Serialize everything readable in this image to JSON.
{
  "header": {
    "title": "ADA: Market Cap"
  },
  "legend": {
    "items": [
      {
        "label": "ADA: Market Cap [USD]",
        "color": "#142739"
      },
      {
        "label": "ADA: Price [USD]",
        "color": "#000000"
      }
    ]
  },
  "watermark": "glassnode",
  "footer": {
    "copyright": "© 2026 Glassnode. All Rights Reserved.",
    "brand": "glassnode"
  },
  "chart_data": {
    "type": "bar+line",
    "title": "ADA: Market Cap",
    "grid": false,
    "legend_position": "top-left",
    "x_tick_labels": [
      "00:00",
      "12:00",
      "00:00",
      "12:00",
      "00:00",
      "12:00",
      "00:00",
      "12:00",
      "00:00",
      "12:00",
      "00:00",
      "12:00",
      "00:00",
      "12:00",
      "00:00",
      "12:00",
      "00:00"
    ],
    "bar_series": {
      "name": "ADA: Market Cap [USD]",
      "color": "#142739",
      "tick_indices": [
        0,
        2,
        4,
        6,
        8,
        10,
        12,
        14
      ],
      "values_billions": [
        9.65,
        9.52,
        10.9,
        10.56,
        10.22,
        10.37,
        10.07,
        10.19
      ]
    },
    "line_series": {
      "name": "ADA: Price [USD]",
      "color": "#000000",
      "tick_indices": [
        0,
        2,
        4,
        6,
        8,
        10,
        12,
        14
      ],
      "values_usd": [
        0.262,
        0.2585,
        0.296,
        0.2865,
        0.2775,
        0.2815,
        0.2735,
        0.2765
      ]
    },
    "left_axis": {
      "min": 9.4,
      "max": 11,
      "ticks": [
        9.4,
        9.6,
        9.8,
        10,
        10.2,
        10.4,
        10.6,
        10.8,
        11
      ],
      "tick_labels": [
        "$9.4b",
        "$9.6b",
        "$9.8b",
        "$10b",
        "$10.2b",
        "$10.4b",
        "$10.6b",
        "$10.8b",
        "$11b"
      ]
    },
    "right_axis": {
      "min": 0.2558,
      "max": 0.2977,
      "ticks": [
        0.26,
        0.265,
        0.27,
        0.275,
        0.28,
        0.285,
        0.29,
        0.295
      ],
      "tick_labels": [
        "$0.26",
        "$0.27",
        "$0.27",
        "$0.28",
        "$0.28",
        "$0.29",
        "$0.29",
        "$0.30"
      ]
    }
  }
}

========

__Given request__. Exactly how many lines contain "name"? State the number and nothing else.

__Final result__. 2